What to work on =
In the listing that follows, count each line containing the string "propre" and report only the count.

»»

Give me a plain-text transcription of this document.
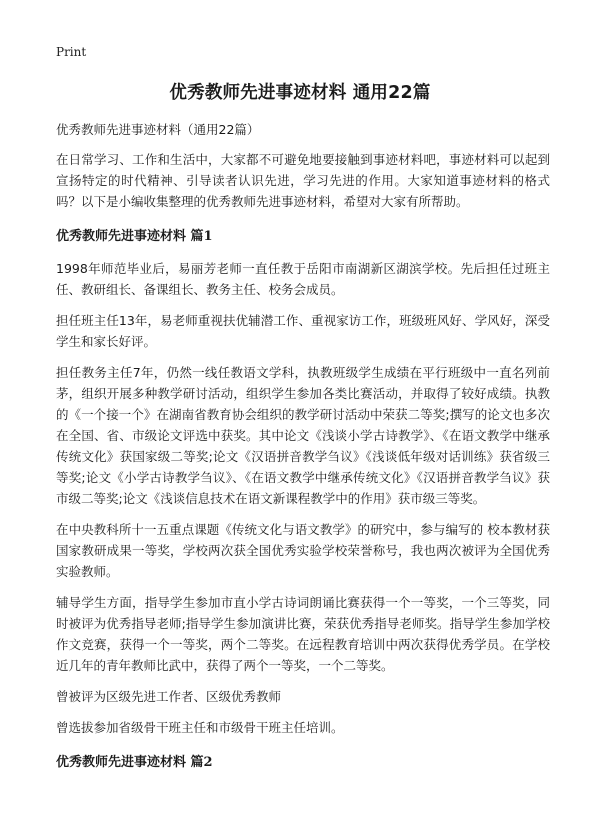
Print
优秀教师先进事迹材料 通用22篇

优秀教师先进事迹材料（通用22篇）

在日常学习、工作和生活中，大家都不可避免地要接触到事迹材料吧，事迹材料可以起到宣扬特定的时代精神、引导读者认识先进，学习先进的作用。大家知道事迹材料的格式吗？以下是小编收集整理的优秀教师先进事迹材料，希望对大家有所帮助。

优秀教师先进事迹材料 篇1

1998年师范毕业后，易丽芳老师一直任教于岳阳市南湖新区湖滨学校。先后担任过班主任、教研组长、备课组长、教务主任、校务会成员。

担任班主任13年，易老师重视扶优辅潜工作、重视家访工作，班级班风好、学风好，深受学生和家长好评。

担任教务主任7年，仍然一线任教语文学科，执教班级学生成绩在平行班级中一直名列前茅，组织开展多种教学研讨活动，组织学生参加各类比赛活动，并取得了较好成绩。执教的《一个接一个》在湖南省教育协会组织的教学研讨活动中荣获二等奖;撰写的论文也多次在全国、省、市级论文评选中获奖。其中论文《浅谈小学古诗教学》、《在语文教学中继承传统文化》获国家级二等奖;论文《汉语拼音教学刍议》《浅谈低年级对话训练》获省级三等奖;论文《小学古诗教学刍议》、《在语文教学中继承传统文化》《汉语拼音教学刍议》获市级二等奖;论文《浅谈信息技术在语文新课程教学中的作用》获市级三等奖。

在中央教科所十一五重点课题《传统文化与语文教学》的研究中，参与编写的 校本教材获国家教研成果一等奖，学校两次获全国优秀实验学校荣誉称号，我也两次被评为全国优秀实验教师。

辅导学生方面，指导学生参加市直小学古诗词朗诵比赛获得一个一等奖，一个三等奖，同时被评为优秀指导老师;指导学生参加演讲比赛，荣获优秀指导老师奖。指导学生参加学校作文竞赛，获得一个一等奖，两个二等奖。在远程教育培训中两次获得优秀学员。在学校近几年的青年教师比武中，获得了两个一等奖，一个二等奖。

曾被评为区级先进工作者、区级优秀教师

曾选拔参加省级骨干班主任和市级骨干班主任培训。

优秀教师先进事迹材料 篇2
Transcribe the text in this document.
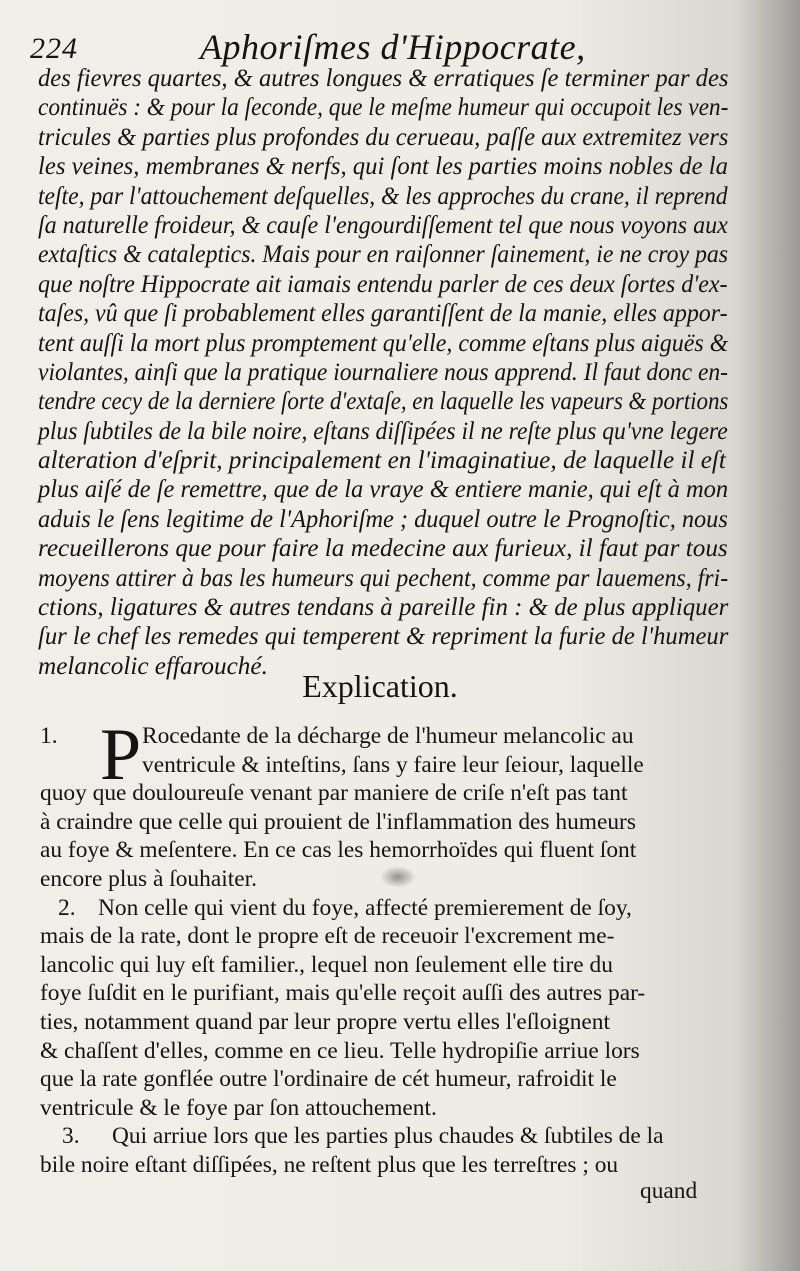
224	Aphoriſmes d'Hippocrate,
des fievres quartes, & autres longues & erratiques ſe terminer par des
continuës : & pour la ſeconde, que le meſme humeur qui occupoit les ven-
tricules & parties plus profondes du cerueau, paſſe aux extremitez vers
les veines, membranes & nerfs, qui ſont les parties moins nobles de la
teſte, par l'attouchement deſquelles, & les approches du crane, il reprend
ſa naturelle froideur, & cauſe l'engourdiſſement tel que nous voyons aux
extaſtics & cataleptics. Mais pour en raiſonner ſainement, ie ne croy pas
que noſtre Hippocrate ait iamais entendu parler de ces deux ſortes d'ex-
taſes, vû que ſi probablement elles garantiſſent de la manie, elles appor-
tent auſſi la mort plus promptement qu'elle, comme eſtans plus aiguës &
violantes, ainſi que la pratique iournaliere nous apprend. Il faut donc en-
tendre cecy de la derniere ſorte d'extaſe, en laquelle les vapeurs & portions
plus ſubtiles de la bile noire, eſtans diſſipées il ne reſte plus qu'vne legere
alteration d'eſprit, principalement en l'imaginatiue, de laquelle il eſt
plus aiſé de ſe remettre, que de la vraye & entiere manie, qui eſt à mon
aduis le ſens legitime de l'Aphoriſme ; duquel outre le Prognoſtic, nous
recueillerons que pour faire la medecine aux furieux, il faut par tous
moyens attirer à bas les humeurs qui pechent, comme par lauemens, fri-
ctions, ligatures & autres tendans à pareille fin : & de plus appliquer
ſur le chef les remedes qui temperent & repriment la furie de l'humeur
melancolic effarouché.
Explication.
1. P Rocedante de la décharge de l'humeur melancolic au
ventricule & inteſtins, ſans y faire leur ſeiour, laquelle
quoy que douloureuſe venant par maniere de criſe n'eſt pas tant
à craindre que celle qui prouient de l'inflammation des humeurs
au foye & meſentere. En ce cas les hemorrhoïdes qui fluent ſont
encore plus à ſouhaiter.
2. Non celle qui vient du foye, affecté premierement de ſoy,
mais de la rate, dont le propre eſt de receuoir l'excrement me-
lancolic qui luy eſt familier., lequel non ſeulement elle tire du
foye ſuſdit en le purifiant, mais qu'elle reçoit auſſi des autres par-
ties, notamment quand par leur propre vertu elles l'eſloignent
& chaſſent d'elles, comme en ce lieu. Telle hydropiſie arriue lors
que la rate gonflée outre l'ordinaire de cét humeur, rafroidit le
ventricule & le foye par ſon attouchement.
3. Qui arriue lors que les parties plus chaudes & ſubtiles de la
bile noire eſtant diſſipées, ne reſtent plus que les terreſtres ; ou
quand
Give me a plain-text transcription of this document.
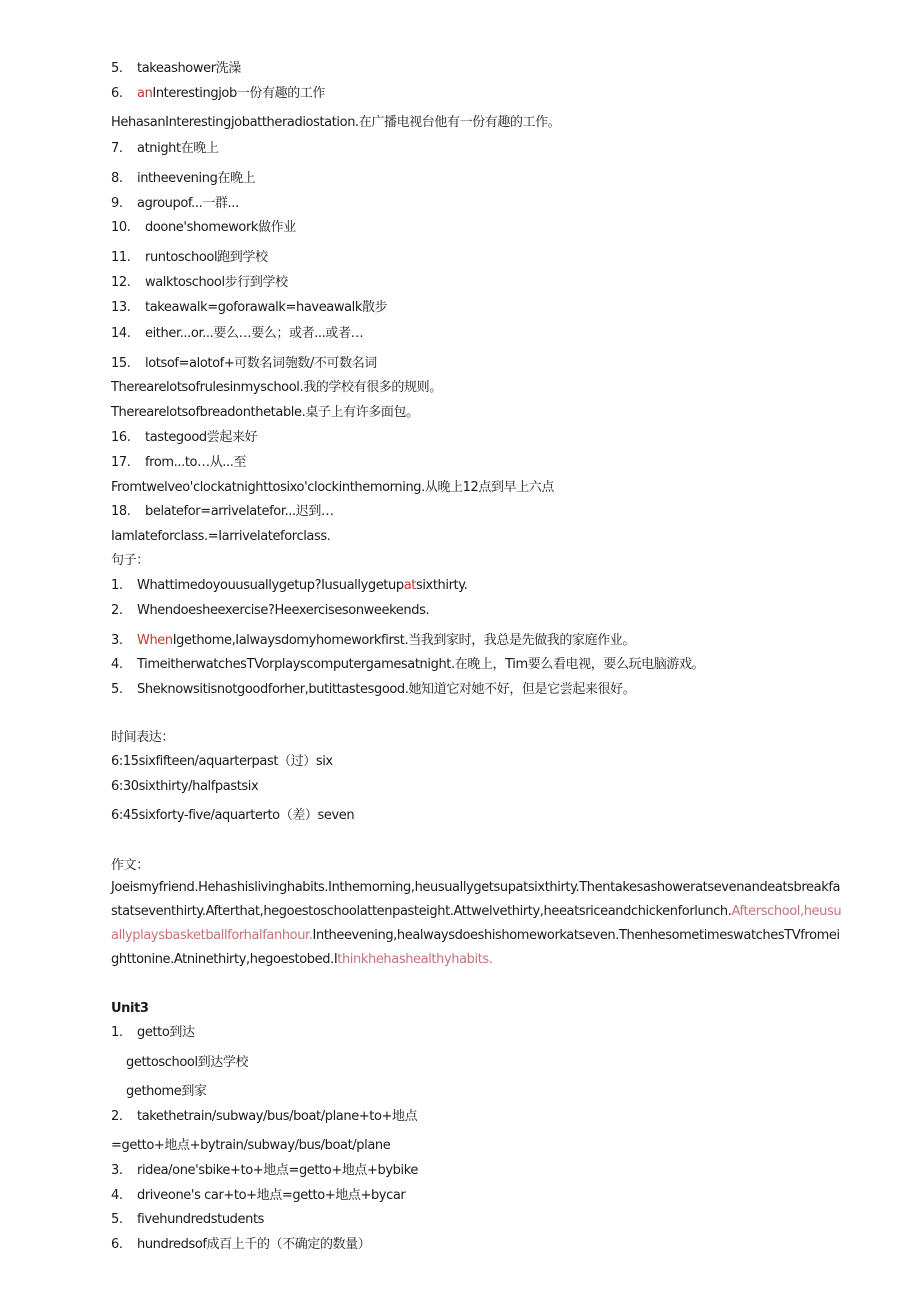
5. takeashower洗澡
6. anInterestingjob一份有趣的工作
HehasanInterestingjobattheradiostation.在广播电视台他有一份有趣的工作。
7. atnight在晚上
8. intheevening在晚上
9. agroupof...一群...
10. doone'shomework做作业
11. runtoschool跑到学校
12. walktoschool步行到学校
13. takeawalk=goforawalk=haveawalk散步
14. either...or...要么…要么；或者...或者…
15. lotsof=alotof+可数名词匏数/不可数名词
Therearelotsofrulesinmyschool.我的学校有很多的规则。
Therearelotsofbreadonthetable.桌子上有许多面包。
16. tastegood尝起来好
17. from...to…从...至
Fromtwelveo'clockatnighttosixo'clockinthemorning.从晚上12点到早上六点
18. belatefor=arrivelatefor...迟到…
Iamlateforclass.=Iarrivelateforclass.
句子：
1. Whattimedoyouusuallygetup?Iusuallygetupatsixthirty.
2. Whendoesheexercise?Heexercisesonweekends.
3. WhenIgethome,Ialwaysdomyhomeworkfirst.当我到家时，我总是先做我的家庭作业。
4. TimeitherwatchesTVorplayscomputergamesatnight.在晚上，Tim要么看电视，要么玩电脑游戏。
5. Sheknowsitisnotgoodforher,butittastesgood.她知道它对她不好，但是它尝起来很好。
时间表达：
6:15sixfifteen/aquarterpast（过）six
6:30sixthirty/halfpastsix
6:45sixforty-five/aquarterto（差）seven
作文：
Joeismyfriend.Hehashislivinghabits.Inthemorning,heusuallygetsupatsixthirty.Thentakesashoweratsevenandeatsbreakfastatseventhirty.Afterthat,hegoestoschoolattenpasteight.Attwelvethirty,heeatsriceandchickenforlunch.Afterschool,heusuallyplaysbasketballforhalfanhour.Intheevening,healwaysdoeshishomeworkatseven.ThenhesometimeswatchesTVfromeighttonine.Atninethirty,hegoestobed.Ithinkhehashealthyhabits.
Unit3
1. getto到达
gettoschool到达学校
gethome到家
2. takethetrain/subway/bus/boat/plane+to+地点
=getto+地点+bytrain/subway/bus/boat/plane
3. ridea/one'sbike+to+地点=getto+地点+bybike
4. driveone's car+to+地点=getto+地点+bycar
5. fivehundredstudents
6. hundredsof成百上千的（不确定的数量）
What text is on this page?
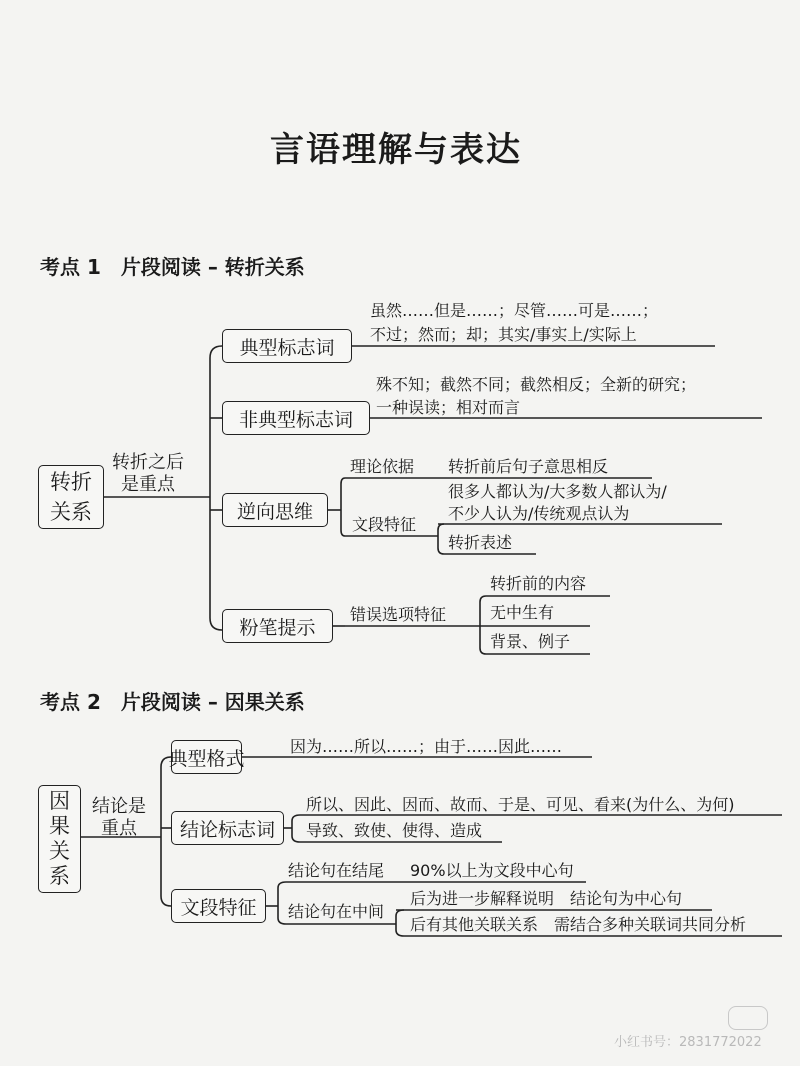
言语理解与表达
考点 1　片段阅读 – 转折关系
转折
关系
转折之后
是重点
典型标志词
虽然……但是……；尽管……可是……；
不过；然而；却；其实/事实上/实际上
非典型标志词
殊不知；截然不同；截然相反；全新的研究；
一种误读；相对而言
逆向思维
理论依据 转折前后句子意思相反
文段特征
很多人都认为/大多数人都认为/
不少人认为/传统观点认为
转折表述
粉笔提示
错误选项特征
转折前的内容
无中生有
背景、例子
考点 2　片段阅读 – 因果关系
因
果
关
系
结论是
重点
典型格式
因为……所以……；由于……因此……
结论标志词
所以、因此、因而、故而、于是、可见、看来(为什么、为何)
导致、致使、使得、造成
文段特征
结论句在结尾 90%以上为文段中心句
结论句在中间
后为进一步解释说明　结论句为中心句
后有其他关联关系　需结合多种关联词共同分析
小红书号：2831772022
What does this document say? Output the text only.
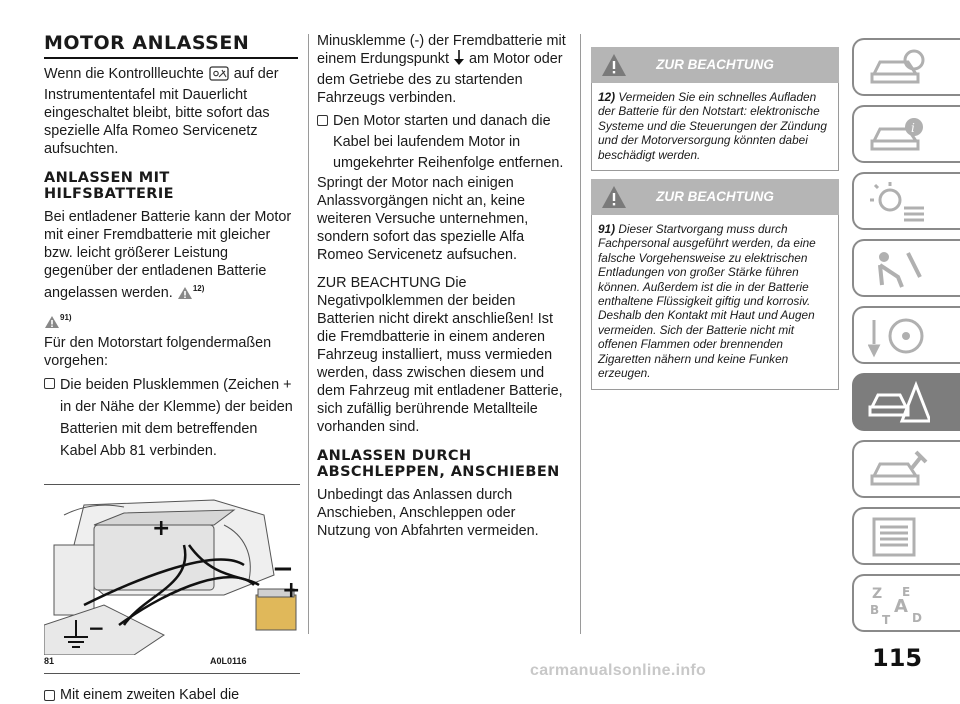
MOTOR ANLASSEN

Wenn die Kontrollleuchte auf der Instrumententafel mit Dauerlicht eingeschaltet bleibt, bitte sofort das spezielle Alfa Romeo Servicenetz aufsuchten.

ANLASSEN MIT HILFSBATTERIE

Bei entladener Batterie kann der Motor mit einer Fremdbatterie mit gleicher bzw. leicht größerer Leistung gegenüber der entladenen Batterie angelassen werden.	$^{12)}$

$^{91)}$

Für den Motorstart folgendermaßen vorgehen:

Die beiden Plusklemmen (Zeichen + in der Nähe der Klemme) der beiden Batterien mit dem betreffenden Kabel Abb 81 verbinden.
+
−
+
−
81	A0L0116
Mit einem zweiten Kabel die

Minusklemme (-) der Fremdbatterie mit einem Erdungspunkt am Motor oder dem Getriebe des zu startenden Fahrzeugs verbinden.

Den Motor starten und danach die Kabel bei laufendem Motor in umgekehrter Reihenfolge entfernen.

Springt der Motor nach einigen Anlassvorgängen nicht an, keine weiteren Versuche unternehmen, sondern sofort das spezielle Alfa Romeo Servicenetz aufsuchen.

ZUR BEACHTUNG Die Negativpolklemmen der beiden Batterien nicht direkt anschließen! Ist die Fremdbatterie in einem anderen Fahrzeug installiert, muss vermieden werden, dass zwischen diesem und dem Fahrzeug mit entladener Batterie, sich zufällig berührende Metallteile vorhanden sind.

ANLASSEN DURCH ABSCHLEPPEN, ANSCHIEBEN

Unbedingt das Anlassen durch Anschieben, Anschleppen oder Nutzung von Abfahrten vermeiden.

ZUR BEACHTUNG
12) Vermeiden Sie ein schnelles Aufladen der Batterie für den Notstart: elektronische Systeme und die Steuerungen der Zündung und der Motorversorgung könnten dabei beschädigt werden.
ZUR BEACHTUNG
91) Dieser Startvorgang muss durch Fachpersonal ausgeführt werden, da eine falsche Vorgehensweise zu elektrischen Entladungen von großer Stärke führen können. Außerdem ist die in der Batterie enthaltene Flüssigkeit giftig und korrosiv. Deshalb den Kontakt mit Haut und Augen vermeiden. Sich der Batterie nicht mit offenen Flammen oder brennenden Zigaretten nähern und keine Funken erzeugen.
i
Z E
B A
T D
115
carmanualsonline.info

««

Result =
2